***** DATA *****

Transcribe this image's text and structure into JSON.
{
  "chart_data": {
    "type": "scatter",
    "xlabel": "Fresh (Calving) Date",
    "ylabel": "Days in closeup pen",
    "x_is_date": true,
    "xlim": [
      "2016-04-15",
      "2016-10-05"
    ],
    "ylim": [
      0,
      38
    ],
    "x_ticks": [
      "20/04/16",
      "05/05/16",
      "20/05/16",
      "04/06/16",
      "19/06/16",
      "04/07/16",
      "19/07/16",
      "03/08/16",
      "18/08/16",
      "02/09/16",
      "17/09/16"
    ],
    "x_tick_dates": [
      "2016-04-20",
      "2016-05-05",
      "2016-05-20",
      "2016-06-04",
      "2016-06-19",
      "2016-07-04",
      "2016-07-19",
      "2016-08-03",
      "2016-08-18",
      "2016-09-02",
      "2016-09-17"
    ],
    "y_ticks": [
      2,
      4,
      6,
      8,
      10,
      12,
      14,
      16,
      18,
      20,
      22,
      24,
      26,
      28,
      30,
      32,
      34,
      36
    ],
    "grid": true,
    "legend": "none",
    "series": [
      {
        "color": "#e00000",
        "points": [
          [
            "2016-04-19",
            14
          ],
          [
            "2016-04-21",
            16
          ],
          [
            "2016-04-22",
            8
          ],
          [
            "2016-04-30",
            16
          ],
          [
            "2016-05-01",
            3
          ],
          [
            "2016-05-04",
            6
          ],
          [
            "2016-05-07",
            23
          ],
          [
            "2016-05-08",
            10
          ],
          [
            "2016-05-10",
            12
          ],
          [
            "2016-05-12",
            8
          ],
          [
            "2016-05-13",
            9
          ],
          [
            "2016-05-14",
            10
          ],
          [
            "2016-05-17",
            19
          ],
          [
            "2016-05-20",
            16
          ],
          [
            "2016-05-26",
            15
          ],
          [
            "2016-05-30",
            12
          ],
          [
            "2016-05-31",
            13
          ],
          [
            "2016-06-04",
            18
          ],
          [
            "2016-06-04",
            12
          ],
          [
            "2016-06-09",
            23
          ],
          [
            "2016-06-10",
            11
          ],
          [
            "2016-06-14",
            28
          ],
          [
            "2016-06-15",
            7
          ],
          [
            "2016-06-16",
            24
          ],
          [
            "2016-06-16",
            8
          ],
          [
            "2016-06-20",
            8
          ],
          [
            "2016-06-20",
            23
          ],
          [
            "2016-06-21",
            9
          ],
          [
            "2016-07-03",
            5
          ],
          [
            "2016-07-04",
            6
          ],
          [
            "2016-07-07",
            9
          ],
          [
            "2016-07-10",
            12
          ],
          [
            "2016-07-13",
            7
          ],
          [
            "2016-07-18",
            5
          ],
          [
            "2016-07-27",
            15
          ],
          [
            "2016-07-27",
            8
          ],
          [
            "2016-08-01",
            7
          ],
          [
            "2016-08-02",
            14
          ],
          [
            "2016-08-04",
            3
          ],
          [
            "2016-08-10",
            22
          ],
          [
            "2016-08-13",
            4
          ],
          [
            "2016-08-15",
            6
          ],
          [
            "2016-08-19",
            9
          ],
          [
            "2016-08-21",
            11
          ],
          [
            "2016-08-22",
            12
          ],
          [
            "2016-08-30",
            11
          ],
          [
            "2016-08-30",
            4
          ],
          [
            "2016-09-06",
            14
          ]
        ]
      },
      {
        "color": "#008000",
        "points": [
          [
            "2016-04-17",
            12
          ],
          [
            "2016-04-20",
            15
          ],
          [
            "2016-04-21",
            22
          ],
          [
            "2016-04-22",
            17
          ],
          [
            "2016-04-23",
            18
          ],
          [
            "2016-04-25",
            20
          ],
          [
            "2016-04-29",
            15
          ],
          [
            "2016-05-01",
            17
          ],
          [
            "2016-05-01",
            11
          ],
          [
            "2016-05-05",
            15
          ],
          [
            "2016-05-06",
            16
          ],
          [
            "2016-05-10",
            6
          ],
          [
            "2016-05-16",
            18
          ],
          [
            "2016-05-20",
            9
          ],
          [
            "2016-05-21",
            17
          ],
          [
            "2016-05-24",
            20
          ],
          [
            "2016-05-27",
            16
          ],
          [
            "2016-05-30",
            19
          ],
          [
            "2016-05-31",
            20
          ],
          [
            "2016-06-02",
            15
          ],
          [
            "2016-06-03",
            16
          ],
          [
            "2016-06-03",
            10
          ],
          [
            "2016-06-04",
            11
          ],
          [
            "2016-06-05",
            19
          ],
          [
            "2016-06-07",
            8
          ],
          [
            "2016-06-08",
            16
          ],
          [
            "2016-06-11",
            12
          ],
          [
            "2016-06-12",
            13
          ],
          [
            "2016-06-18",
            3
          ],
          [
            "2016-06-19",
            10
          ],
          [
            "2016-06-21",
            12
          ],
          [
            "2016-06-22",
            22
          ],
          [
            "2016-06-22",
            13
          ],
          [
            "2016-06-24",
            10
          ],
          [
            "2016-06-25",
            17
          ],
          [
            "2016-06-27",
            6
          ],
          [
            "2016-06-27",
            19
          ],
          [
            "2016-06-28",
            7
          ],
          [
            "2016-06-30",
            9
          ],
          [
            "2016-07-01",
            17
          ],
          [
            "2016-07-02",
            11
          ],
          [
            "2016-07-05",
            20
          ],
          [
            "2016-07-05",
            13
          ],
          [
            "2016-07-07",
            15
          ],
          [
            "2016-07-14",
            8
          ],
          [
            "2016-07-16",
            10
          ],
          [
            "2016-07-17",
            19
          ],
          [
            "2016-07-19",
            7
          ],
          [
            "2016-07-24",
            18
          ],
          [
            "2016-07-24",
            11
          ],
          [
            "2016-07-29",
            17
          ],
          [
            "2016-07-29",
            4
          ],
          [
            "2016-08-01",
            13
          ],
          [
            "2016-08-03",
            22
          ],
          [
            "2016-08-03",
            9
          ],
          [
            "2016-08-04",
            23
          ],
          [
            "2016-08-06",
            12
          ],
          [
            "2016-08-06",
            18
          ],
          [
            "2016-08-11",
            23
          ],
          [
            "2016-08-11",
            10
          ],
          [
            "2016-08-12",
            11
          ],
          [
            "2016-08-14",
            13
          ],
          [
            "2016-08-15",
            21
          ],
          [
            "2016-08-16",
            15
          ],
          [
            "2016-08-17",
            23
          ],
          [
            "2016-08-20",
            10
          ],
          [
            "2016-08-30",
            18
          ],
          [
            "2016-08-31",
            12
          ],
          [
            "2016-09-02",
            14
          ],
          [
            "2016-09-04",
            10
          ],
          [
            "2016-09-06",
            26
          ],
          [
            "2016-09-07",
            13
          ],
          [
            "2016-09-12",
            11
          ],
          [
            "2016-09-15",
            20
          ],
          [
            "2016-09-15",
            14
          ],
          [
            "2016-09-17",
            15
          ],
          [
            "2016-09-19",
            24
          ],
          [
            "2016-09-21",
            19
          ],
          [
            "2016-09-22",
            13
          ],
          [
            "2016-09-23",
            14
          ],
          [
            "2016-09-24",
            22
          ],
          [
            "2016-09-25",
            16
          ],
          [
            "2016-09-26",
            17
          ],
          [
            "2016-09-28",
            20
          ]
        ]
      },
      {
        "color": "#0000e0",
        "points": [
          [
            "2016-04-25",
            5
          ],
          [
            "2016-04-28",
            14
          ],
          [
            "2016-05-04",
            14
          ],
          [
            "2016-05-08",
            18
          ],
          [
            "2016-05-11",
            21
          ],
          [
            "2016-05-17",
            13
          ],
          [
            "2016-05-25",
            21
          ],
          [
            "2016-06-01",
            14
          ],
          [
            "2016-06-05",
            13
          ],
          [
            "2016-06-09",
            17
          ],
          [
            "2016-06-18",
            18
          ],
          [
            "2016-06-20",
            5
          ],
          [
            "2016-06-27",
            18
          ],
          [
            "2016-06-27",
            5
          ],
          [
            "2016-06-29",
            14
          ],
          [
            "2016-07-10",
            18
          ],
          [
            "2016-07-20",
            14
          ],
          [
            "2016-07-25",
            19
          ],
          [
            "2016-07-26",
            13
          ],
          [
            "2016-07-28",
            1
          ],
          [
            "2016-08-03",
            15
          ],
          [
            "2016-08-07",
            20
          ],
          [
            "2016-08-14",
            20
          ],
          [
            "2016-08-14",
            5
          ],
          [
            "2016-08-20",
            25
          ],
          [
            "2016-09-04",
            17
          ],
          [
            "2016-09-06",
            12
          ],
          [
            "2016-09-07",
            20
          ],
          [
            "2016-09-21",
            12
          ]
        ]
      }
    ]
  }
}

*****

_INSTRUCTIONS FOR THE TASK_
Search the records for the string "color" and return every line in which it occurs.

_RESULT OF THE EXERCISE_
        "color": "#e00000",
        "color": "#008000",
        "color": "#0000e0",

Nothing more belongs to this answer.